Instructions for the task
Below are some records. Copy every line in them that holds "testing".

Dataset items:
— Begin —

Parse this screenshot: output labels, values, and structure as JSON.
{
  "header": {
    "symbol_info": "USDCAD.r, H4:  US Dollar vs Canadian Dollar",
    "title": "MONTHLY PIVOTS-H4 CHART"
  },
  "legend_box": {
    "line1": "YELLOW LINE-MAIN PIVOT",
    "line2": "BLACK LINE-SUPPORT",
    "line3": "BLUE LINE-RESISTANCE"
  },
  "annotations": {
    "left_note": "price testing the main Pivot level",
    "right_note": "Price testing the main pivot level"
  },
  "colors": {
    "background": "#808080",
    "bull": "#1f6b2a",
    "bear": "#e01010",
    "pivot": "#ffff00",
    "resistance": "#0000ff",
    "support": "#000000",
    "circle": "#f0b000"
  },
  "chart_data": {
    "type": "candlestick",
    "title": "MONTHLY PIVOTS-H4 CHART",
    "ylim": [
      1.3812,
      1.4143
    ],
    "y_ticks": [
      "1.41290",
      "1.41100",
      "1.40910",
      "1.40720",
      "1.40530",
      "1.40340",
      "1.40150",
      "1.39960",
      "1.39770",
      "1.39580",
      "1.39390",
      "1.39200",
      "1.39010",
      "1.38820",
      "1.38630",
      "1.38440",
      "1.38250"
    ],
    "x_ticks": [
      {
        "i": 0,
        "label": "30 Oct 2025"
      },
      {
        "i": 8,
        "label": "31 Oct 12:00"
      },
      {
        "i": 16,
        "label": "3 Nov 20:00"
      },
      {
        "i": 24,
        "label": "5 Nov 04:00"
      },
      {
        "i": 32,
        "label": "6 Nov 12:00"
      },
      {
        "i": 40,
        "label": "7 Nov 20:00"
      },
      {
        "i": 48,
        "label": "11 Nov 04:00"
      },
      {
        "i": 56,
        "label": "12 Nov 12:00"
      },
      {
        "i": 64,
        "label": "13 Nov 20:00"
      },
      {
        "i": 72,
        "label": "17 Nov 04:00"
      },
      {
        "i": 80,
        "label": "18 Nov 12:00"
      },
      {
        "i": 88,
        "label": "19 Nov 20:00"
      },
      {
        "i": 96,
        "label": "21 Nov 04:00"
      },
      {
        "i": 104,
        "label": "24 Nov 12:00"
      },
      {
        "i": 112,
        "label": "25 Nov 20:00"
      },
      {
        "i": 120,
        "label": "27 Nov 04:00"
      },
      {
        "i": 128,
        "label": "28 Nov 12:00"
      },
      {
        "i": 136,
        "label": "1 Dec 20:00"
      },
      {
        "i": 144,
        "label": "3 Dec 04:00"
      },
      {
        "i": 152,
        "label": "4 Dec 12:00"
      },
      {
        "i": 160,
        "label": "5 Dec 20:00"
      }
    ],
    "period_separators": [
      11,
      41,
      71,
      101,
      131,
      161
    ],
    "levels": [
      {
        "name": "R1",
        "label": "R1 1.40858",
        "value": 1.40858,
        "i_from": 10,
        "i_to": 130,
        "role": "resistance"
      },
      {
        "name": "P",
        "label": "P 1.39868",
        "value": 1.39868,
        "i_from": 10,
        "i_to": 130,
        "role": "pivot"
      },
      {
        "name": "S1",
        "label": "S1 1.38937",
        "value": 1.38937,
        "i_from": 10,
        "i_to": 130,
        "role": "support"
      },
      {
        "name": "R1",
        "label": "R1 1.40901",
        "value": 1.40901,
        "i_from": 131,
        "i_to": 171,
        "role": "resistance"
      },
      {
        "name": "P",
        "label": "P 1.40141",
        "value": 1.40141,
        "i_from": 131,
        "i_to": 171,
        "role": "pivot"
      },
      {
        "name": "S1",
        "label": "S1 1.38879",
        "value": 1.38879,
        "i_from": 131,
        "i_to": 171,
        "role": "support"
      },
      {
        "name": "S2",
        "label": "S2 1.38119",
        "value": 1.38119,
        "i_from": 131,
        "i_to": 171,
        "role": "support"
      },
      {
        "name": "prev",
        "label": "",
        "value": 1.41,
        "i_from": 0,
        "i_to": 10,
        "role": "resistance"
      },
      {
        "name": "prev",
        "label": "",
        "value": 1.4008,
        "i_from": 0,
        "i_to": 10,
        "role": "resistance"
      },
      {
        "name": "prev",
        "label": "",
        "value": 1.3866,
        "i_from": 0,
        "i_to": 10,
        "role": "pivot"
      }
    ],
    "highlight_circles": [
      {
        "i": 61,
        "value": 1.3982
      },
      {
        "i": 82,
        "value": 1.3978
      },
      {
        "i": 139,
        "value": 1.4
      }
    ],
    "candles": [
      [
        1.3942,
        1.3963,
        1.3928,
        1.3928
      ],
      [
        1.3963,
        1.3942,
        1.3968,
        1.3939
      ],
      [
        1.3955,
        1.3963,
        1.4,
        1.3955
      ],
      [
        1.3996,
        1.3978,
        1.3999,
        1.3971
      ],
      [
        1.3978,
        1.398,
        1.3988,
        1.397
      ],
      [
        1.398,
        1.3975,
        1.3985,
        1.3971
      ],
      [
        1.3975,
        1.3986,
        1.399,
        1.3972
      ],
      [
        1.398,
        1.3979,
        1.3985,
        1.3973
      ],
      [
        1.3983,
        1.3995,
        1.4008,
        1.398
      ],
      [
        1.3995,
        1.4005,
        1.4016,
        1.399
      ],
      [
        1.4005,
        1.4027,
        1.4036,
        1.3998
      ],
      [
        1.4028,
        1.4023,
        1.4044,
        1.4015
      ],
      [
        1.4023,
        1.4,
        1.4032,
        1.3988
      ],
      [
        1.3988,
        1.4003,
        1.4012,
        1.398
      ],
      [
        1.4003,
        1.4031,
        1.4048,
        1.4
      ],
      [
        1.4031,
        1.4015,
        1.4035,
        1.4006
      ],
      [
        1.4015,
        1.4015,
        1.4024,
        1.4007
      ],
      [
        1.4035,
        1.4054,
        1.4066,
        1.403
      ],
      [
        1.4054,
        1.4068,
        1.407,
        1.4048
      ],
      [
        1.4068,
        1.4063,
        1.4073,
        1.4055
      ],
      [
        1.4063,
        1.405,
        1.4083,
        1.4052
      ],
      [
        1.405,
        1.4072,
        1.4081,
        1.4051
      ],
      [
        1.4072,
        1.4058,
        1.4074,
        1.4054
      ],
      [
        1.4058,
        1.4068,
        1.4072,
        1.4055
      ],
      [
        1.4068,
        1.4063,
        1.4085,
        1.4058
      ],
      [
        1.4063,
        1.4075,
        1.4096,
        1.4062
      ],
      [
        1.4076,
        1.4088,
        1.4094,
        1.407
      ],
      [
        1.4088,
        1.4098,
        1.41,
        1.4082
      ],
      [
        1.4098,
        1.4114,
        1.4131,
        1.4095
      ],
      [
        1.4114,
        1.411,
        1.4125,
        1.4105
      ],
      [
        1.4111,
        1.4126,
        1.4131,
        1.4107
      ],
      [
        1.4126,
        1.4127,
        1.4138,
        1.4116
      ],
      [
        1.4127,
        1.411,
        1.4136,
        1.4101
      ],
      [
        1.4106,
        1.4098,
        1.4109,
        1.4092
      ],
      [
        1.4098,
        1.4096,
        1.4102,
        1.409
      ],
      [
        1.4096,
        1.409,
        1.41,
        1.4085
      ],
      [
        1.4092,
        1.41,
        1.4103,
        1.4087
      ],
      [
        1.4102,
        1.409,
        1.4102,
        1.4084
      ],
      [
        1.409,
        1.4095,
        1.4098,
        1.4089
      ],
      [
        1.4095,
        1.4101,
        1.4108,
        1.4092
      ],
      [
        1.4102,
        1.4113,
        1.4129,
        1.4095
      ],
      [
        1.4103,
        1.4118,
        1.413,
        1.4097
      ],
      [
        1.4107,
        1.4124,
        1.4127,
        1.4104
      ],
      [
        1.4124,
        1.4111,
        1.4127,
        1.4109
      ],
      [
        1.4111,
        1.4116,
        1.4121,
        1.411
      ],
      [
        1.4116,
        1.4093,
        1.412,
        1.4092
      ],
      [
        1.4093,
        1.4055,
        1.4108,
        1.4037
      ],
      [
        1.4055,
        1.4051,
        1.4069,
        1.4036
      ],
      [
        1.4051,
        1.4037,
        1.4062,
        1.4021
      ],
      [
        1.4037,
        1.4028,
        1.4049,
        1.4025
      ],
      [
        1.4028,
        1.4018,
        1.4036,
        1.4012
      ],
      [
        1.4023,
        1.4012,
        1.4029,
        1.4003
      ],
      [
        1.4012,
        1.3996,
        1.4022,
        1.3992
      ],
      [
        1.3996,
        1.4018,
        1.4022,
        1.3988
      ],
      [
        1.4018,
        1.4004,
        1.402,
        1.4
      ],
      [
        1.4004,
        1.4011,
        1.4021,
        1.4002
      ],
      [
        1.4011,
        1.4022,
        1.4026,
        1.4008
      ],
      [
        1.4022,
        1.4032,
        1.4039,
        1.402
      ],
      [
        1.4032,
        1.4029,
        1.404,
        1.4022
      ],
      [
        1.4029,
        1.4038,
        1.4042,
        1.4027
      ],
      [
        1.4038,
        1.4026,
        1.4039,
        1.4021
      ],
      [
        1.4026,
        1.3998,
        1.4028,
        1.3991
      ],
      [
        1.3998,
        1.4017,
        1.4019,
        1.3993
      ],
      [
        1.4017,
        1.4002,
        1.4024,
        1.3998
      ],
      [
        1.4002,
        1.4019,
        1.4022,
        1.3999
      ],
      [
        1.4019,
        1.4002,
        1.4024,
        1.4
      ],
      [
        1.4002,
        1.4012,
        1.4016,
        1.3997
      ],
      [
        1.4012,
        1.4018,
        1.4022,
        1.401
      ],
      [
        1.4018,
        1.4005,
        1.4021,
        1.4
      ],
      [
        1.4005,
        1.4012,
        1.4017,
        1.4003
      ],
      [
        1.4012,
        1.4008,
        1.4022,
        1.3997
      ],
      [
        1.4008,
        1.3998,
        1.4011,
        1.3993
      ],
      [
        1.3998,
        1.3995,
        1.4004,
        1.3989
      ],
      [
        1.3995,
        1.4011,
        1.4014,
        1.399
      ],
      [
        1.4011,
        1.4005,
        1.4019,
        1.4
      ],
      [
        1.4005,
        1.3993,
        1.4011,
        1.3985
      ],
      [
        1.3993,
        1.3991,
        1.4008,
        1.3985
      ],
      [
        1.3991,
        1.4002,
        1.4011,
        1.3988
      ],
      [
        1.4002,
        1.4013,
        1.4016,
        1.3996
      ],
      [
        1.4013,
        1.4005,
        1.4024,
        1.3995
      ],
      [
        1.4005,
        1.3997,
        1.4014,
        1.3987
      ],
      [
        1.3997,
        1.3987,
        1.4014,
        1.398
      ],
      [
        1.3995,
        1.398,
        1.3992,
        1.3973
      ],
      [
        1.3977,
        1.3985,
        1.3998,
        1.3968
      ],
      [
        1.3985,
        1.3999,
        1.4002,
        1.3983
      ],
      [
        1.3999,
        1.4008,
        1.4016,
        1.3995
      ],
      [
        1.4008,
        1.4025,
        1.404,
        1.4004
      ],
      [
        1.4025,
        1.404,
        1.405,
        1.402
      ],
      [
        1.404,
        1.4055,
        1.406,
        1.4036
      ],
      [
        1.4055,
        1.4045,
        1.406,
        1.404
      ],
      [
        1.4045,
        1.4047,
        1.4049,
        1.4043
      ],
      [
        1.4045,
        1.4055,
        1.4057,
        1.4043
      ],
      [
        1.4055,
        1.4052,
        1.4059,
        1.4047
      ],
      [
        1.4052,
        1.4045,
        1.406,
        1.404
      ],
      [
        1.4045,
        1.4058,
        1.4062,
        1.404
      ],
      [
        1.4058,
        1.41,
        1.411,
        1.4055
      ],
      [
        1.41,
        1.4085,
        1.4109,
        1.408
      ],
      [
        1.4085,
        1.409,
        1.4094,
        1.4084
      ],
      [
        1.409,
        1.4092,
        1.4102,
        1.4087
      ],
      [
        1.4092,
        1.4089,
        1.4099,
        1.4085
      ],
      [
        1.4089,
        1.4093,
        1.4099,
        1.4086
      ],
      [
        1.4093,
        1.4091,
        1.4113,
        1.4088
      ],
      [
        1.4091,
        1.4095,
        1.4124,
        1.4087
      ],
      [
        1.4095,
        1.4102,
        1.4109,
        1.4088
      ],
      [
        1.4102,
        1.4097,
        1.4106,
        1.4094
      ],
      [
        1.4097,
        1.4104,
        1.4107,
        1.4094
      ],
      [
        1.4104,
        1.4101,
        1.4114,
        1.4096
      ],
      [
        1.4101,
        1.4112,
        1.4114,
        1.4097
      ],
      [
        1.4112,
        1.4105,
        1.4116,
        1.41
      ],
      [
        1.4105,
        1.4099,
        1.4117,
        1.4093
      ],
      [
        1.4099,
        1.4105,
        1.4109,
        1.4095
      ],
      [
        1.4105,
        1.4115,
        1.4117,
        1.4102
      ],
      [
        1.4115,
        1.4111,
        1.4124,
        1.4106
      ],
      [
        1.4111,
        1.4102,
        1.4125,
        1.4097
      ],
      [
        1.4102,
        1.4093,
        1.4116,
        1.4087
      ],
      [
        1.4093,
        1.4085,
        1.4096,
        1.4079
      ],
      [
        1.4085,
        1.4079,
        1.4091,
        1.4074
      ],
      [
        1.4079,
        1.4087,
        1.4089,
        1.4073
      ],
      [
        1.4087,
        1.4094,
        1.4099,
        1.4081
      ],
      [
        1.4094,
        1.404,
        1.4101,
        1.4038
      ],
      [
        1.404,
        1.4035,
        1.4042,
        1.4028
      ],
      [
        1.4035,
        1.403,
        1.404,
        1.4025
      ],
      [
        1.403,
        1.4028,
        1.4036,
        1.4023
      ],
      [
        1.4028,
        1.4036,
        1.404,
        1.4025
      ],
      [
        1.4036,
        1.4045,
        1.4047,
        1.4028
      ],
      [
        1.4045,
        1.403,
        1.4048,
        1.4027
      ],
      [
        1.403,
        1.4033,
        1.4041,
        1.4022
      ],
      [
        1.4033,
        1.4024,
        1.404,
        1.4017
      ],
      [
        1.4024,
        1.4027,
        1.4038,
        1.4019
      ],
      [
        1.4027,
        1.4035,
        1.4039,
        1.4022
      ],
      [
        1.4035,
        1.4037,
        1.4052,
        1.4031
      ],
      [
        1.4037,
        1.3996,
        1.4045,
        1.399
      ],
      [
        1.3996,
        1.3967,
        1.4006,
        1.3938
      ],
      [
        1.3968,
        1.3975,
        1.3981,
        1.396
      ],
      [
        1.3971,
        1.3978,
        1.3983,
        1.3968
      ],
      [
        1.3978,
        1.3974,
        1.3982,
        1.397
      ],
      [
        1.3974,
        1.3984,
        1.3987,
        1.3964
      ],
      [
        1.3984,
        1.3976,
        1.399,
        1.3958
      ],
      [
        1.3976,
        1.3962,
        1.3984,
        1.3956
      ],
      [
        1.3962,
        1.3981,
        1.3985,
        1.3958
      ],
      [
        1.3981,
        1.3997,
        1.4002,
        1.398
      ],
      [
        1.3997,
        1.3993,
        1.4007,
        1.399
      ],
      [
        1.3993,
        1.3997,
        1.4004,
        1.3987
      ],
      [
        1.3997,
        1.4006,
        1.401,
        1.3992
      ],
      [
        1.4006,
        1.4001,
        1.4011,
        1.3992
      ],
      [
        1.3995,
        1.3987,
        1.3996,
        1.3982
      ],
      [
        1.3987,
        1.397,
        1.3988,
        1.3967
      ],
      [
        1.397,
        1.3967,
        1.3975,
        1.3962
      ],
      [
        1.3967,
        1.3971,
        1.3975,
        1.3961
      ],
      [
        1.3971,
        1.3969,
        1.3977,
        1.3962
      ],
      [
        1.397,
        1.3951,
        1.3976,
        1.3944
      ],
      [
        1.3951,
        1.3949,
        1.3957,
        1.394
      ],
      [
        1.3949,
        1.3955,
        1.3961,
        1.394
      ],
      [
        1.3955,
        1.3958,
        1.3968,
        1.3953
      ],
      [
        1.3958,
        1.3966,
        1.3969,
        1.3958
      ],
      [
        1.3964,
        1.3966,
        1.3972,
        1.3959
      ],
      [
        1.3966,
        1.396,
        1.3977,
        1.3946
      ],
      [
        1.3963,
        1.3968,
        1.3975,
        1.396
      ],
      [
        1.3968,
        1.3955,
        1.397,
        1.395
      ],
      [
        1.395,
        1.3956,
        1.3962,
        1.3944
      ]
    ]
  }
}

— End —

Complete response
    "left_note": "price testing the main Pivot level",
    "right_note": "Price testing the main pivot level"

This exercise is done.